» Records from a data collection

_ _ _ _

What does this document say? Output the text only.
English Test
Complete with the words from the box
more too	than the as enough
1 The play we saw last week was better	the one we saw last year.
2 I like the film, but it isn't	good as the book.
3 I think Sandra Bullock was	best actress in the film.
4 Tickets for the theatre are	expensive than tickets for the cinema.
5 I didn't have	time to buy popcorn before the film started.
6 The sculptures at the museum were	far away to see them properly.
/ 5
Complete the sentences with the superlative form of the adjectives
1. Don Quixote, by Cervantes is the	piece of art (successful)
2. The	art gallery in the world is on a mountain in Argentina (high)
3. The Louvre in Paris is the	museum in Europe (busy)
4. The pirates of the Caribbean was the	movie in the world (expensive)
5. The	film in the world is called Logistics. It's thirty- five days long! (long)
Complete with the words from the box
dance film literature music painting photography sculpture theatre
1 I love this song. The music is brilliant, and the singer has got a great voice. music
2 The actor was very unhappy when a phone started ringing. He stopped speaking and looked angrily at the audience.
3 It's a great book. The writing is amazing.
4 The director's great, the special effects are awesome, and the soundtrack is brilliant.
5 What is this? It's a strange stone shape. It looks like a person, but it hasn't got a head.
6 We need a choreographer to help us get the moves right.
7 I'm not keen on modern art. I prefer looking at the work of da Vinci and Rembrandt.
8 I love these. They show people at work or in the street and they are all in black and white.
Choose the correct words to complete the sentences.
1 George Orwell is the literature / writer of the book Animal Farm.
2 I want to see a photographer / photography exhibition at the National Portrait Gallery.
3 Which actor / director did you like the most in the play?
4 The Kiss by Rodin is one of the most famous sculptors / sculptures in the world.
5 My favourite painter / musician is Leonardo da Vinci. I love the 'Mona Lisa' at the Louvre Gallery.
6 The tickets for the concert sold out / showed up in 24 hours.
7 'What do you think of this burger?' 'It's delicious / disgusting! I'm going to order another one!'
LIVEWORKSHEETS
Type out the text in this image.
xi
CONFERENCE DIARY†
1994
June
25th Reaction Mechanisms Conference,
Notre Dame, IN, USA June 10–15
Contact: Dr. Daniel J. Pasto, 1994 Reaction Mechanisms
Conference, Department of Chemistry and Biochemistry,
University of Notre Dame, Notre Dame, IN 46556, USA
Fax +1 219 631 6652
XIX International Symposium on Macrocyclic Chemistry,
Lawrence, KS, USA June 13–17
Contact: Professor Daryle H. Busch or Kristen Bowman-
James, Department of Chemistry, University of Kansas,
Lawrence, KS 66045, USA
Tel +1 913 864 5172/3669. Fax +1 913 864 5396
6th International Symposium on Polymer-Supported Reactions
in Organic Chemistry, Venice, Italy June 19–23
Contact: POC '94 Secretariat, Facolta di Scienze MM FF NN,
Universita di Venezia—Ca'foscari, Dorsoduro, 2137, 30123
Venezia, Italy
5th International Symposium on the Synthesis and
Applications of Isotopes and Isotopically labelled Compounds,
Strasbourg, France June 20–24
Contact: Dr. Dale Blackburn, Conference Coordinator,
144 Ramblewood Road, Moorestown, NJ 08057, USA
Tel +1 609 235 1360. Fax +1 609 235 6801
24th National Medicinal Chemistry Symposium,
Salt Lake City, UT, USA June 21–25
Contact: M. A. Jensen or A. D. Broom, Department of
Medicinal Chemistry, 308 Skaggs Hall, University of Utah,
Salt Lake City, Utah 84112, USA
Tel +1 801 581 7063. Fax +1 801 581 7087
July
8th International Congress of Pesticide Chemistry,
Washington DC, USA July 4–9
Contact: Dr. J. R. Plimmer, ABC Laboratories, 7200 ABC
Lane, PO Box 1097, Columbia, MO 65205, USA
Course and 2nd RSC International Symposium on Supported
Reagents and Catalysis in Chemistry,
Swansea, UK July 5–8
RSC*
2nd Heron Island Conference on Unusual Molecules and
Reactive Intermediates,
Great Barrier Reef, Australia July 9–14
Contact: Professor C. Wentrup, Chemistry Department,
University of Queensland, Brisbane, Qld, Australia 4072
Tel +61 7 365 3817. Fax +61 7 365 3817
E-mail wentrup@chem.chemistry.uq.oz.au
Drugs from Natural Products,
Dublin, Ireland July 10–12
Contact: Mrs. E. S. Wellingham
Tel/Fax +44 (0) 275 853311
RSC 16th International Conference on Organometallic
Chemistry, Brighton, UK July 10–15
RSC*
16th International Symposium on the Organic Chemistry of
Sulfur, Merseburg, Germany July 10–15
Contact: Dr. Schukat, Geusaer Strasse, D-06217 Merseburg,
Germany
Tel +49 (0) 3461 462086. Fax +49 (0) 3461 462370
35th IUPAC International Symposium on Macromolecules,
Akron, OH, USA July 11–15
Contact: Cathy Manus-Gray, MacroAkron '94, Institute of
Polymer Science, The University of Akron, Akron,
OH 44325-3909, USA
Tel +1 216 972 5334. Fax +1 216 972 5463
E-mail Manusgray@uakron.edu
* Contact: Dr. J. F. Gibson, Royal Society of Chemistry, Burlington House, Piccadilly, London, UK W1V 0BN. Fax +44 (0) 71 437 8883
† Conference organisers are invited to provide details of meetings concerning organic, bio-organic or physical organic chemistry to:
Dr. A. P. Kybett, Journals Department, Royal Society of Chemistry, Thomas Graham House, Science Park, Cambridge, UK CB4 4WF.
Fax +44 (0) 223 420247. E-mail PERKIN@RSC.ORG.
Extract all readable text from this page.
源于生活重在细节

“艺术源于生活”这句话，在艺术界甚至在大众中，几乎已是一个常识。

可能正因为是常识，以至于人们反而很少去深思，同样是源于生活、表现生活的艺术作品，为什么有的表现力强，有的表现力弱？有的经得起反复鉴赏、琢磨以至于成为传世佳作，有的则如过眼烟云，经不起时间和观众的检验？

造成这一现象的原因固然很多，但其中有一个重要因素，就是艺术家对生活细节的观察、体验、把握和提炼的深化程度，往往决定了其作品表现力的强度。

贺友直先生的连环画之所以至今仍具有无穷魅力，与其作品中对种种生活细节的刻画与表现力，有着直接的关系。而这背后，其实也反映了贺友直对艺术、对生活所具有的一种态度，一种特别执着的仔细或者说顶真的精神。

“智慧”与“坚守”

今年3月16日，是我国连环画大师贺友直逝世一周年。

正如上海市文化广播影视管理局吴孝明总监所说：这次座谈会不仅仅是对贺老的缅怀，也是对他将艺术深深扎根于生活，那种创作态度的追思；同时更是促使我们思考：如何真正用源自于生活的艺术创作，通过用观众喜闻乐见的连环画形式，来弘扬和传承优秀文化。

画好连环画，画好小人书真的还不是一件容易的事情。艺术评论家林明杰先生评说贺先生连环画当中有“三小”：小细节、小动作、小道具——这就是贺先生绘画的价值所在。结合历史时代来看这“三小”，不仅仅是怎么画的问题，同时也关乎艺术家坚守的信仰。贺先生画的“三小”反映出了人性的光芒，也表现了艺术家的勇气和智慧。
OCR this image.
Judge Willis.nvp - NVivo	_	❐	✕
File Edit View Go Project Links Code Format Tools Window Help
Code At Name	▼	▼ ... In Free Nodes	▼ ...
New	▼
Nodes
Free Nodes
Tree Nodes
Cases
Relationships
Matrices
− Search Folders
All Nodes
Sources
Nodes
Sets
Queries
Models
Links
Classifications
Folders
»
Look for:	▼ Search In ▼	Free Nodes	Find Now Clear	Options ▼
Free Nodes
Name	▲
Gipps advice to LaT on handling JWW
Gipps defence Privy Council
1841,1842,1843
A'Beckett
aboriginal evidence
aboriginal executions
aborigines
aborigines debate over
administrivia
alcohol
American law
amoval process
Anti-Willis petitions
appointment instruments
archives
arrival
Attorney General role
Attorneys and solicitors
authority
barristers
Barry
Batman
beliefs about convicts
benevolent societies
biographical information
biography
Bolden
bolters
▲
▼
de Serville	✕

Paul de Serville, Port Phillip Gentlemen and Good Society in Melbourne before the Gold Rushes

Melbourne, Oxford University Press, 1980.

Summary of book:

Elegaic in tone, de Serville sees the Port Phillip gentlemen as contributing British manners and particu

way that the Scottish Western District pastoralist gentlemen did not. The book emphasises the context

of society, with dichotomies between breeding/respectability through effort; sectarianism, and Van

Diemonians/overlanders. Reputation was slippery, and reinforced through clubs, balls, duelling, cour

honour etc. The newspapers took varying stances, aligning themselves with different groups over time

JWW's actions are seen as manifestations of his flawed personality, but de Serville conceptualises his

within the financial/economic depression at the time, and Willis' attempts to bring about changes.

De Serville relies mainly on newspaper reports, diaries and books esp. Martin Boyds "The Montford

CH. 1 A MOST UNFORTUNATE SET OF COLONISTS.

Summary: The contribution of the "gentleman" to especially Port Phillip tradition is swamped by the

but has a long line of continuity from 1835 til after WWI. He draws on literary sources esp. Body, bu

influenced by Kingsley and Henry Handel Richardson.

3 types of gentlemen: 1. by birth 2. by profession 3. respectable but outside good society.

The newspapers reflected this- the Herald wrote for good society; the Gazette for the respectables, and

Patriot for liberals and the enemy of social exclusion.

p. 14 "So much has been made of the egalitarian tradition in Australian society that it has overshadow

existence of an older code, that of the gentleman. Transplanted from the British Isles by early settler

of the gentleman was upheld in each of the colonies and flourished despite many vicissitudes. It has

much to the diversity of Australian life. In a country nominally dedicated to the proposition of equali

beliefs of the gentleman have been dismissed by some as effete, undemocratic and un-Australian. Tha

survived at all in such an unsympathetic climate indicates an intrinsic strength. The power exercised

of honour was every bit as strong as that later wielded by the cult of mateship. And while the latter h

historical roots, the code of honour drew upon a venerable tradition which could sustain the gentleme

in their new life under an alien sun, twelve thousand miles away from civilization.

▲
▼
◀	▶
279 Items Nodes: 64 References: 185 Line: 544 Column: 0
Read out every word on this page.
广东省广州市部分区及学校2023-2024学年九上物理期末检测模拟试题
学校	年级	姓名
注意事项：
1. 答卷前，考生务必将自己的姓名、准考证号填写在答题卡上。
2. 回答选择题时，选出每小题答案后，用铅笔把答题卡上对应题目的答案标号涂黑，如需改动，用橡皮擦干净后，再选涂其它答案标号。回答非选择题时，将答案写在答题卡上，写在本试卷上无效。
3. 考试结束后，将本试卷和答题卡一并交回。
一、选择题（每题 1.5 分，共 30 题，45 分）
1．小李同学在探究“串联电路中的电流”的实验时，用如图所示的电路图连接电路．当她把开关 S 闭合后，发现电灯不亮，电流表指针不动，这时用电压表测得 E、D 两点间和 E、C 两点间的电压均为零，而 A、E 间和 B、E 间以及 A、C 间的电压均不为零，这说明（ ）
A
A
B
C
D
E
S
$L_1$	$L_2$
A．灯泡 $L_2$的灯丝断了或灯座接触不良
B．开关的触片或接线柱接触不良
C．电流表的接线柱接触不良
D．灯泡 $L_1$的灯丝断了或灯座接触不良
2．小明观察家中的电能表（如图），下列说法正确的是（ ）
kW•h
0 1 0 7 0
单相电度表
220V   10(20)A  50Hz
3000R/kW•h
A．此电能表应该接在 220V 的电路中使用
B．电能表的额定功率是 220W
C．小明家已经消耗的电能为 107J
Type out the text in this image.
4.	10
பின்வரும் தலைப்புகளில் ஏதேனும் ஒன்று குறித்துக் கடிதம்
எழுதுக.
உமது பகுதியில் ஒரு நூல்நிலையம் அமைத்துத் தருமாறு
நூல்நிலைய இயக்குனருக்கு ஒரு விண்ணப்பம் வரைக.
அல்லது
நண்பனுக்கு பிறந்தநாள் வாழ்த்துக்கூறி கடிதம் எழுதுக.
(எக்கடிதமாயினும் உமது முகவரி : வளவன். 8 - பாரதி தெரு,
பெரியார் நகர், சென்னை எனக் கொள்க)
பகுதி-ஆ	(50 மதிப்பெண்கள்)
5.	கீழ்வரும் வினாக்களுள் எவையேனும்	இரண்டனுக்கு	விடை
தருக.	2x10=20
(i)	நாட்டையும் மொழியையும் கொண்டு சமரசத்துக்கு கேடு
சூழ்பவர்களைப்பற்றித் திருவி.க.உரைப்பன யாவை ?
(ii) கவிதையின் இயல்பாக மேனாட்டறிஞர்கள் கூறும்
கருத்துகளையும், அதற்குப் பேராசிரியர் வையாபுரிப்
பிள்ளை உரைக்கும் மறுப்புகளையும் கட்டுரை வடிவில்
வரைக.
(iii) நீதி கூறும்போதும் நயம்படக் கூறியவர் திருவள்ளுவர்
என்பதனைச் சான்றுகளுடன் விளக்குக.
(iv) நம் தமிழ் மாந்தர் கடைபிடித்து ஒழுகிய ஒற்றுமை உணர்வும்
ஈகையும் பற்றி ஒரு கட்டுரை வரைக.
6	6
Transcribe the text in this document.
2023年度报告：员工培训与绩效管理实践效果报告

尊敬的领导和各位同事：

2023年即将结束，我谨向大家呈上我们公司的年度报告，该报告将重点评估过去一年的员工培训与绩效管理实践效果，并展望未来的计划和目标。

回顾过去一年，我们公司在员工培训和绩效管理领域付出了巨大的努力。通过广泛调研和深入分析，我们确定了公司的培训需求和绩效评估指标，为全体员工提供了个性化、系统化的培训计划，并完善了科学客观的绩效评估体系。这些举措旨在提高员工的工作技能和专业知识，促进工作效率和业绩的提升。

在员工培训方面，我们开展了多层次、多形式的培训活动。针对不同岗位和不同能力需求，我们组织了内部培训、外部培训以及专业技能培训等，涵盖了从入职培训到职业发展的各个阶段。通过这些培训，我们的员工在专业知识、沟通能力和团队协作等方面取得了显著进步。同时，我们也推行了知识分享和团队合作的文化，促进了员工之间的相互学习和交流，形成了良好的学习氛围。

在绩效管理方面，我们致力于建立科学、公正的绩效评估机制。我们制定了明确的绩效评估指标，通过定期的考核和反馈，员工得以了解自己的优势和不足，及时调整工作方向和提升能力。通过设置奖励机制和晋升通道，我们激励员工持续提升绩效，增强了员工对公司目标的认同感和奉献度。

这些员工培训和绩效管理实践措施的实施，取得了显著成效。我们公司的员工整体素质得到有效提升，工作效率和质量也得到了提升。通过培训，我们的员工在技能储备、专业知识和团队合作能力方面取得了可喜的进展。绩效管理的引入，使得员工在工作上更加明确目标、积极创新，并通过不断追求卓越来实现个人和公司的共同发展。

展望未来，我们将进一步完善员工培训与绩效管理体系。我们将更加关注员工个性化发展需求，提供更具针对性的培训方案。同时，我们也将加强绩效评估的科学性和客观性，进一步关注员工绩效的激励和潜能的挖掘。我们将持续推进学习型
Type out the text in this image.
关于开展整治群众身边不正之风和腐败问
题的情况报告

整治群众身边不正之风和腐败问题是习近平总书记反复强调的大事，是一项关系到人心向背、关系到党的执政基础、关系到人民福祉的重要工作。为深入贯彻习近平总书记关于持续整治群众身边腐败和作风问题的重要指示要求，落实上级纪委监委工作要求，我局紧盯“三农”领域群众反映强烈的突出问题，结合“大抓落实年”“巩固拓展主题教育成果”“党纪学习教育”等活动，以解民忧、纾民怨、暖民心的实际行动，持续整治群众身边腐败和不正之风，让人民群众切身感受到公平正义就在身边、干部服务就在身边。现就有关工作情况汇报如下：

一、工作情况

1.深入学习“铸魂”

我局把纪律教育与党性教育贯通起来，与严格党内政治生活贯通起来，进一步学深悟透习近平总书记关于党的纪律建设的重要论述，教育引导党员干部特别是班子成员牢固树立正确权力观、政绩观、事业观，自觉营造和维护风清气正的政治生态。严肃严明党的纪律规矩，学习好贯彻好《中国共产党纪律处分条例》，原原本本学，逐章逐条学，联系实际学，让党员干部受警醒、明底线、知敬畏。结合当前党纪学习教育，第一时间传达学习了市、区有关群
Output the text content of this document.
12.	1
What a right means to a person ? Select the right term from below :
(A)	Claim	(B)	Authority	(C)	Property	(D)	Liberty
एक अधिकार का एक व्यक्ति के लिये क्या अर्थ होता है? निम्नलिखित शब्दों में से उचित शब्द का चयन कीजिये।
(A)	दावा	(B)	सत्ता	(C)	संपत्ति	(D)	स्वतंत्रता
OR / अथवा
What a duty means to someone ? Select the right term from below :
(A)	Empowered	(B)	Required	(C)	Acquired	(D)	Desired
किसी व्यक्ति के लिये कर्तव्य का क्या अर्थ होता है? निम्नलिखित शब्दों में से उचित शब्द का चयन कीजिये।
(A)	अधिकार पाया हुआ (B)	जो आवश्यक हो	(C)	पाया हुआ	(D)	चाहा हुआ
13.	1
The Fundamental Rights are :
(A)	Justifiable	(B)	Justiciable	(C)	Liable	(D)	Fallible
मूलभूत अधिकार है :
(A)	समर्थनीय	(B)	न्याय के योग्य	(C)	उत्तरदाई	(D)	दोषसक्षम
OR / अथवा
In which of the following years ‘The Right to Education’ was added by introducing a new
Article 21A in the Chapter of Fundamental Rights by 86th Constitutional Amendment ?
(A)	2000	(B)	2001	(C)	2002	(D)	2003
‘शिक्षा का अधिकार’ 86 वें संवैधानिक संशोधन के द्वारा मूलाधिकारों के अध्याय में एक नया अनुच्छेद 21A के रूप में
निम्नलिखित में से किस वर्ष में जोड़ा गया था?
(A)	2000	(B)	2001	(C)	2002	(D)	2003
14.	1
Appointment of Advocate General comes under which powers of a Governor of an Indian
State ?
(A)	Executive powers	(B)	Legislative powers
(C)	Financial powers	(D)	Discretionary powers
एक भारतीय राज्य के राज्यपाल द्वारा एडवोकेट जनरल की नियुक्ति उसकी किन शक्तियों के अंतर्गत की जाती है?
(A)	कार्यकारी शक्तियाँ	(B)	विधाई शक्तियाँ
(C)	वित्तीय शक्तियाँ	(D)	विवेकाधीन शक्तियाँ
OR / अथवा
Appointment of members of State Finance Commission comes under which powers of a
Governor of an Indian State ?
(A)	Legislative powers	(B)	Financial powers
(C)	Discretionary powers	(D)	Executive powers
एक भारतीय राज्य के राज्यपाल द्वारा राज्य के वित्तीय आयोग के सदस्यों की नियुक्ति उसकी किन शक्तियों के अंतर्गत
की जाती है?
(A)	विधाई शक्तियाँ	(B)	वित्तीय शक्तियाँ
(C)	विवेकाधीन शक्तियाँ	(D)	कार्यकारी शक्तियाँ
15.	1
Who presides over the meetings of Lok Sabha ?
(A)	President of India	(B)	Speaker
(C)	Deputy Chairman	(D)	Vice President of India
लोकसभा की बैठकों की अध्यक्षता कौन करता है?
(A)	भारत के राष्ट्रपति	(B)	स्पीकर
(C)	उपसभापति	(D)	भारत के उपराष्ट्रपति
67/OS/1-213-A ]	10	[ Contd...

_ _ _ _

» Task to carry out
Scan the data above; copy every line where "film" appears.

» Worked solution
2 I like the film, but it isn't	good as the book.
3 I think Sandra Bullock was	best actress in the film.
5 I didn't have	time to buy popcorn before the film started.
5. The	film in the world is called Logistics. It's thirty- five days long! (long)
dance film literature music painting photography sculpture theatre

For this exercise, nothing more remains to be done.